**Task statement:** Using the records below, count the lines with "title" in them. Give the number only.

**Records shown:**

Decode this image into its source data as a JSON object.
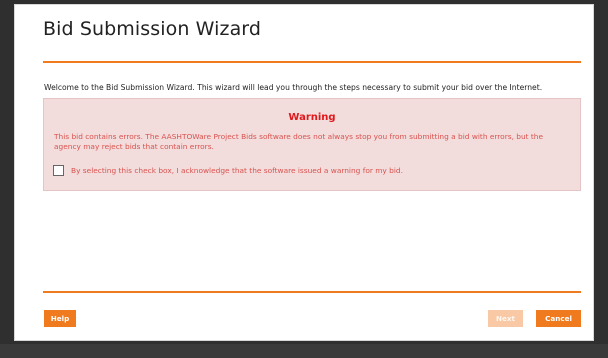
{
  "wizard": {
    "title": "Bid Submission Wizard",
    "intro": "Welcome to the Bid Submission Wizard. This wizard will lead you through the steps necessary to submit your bid over the Internet."
  },
  "warning": {
    "title": "Warning",
    "message": "This bid contains errors. The AASHTOWare Project Bids software does not always stop you from submitting a bid with errors, but the agency may reject bids that contain errors.",
    "acknowledge_label": "By selecting this check box, I acknowledge that the software issued a warning for my bid.",
    "acknowledge_checked": false
  },
  "buttons": {
    "help": "Help",
    "next": "Next",
    "cancel": "Cancel"
  },
  "colors": {
    "accent": "#f07a1e",
    "warning_red": "#e0181b",
    "warning_background": "#f2dcdc"
  }
}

**Task result:** 2